= Task requirements =
State how many lines hold the word "Alpha", with no other words.
=== Listing ===
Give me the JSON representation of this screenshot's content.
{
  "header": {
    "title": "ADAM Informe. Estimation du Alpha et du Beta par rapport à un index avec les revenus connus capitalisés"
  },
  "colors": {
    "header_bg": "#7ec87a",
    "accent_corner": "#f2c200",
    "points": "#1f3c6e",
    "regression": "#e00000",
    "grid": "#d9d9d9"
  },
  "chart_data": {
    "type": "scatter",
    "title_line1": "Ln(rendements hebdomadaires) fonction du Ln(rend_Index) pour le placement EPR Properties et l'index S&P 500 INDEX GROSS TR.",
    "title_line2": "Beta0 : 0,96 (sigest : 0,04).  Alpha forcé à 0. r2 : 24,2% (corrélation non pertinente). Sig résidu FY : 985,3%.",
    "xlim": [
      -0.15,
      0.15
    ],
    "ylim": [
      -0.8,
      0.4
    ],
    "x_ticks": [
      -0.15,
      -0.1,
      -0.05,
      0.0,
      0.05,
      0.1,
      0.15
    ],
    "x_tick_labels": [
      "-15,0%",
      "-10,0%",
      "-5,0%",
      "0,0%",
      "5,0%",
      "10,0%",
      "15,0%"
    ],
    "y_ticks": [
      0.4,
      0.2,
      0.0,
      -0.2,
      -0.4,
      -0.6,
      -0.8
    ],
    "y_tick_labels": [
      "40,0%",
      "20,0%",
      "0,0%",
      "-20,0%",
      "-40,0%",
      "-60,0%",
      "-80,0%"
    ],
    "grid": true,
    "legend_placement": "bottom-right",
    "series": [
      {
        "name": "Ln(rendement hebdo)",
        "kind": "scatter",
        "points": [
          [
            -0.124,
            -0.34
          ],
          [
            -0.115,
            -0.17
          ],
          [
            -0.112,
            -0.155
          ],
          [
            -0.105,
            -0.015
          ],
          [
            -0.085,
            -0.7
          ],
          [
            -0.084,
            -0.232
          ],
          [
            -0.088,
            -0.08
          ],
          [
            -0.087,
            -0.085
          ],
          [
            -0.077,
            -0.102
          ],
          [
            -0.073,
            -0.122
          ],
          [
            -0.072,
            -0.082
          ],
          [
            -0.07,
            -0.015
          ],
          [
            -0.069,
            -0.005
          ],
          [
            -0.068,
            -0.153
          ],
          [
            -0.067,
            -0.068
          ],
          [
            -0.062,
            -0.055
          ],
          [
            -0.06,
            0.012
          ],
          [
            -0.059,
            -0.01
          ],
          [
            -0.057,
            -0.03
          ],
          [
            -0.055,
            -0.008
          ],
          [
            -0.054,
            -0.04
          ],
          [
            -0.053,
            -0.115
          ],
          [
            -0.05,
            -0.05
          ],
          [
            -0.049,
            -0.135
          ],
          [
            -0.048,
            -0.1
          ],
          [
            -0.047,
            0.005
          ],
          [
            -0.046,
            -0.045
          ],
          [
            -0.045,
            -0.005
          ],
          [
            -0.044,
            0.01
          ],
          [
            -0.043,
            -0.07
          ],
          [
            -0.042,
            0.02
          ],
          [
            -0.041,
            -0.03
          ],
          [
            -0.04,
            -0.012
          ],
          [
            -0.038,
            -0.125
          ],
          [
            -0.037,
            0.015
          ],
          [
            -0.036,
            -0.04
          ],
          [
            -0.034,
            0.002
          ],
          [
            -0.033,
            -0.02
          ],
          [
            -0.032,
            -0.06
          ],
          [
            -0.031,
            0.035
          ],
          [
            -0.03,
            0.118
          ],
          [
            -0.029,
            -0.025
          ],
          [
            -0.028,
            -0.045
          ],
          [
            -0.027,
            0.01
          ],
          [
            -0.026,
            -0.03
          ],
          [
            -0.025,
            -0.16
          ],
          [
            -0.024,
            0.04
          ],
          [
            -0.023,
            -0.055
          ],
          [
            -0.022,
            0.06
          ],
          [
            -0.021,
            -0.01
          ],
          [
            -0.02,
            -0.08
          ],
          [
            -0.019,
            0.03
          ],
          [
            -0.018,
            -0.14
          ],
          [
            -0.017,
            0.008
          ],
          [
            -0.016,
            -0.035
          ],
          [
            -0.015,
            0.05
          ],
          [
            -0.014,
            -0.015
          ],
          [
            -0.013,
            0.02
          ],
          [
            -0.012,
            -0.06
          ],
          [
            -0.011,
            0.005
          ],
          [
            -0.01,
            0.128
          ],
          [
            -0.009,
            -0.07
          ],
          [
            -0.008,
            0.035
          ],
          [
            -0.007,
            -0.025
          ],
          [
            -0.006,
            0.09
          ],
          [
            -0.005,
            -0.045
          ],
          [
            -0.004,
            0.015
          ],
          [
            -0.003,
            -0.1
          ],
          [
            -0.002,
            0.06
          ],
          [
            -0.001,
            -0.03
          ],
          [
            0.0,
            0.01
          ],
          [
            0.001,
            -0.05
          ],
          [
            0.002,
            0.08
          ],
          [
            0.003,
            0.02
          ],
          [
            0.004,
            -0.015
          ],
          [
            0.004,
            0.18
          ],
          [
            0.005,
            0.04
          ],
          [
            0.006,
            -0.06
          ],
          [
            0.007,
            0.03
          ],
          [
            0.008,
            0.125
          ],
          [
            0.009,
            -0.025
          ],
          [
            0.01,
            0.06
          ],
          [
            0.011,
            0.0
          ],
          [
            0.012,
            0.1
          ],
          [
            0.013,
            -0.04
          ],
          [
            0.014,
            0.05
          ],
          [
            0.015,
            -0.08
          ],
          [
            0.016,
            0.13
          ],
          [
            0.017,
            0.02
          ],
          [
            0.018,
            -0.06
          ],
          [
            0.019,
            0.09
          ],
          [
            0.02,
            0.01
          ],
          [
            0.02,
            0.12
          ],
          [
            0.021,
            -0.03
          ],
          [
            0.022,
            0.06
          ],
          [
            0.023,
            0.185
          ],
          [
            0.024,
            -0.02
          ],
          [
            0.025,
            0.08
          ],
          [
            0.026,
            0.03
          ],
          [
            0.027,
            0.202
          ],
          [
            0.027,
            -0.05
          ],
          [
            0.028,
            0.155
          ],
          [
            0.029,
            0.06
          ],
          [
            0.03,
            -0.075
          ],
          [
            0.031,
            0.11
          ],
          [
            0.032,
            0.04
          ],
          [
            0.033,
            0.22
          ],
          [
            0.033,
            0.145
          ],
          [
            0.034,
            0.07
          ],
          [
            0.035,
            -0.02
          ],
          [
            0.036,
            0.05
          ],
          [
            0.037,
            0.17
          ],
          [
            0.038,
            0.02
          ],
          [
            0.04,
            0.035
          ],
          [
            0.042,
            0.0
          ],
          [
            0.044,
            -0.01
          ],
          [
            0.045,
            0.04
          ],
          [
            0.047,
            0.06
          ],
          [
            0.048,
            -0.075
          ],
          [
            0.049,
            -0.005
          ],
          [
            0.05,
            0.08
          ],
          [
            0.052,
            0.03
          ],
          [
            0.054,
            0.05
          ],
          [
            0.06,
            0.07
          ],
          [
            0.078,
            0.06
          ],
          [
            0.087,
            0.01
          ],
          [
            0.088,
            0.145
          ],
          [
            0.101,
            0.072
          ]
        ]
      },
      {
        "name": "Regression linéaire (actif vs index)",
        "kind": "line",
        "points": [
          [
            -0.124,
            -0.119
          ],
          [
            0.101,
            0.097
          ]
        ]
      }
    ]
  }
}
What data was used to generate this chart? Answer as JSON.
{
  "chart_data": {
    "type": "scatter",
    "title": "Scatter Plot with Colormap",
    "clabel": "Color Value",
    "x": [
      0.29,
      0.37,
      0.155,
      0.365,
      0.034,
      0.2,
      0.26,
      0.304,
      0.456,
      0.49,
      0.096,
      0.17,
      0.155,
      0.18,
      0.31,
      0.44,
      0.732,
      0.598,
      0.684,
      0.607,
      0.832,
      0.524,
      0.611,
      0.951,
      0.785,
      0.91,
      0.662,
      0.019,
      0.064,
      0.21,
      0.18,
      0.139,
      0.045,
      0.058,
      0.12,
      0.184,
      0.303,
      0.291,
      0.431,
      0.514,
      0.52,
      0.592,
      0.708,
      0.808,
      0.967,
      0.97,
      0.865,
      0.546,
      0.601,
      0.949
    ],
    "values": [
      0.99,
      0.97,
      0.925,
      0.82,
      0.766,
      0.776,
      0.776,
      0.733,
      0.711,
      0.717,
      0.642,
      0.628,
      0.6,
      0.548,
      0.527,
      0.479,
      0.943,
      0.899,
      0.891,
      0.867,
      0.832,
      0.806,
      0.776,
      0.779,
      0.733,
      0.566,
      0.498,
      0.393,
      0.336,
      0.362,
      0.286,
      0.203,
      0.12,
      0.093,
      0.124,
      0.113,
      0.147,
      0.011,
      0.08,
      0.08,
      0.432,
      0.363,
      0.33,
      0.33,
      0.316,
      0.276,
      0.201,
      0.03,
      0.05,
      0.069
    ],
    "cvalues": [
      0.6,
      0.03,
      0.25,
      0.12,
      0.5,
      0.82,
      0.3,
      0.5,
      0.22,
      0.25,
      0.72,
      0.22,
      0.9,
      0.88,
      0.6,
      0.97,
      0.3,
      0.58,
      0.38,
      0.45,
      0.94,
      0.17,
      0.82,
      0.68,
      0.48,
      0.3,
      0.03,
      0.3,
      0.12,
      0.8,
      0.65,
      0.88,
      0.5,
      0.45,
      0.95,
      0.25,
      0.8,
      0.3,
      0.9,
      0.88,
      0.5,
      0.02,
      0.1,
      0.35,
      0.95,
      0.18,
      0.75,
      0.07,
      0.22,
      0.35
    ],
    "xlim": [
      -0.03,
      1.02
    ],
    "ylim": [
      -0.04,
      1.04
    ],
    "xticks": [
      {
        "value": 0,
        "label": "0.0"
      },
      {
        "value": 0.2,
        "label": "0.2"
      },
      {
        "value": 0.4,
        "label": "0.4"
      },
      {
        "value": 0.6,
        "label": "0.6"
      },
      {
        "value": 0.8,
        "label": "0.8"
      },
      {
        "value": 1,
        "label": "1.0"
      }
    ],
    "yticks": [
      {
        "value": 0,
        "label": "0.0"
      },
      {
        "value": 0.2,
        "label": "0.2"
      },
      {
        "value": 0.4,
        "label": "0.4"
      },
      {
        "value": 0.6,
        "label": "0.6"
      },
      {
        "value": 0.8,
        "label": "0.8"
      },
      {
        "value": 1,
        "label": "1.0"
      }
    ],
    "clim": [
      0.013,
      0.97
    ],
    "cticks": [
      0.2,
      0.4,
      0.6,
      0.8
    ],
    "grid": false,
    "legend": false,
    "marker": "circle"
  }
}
===
= Output of the exercise =
2